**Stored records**
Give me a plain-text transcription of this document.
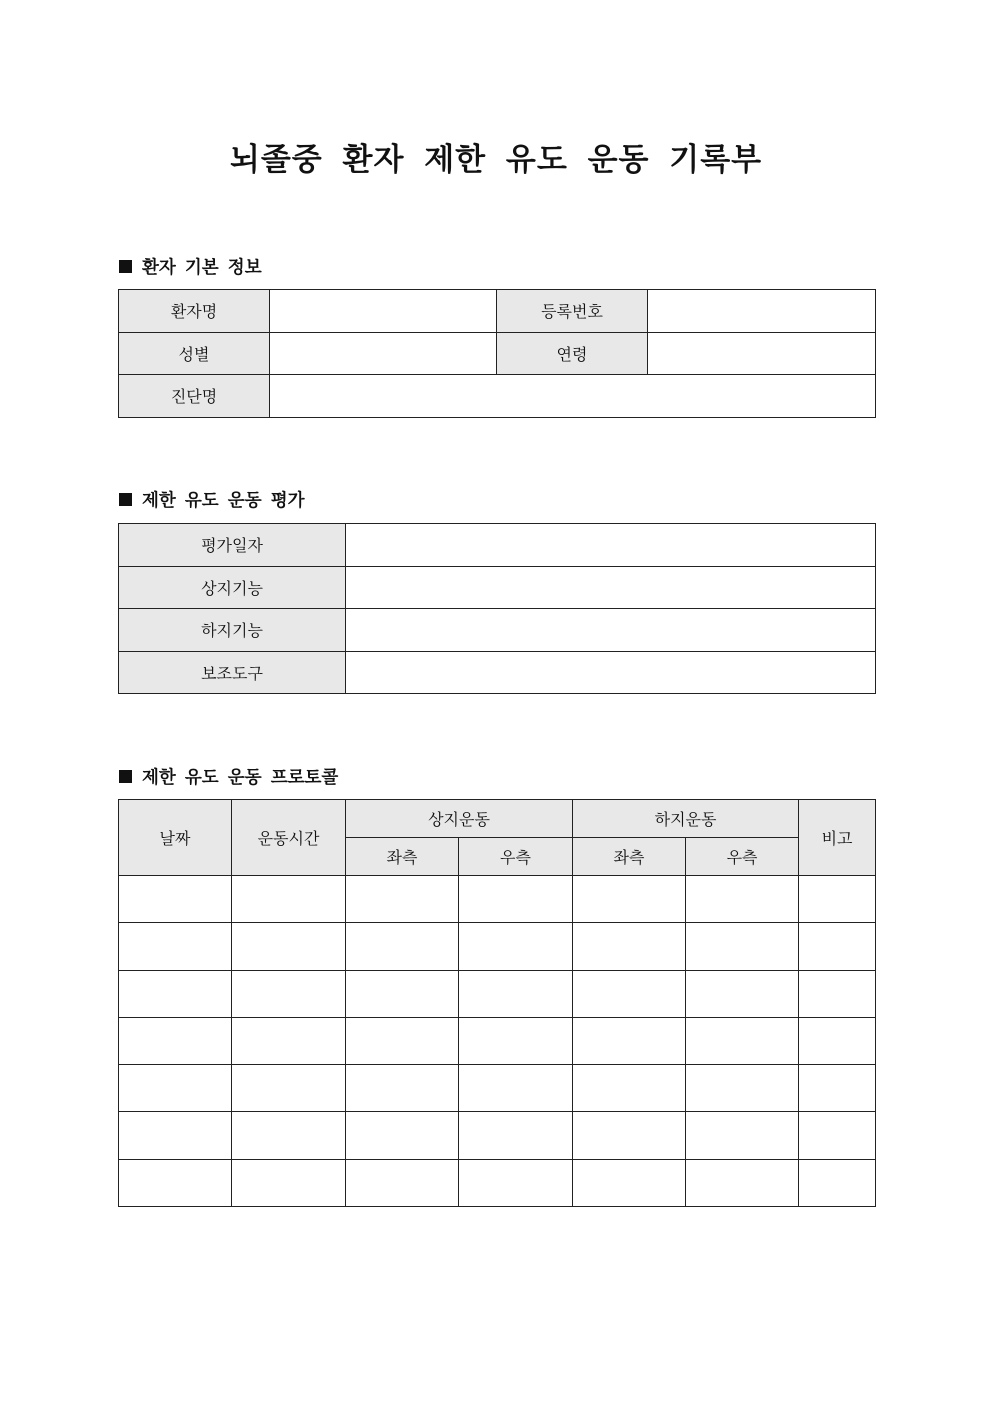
뇌졸중 환자 제한 유도 운동 기록부
환자 기본 정보
환자명		등록번호	
성별		연령	
진단명			
제한 유도 운동 평가
평가일자	
상지기능	
하지기능	
보조도구	
제한 유도 운동 프로토콜
날짜	운동시간	상지운동		하지운동		비고
		좌측	우측	좌측	우측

**Work required**
Repeat the data exactly, excluding the pictures.

**Exercise output**
Give me a plain-text transcription of this document.
뇌졸중 환자 제한 유도 운동 기록부
환자 기본 정보
환자명		등록번호	
성별		연령	
진단명			
제한 유도 운동 평가
평가일자	
상지기능	
하지기능	
보조도구	
제한 유도 운동 프로토콜
날짜	운동시간	상지운동		하지운동		비고
		좌측	우측	좌측	우측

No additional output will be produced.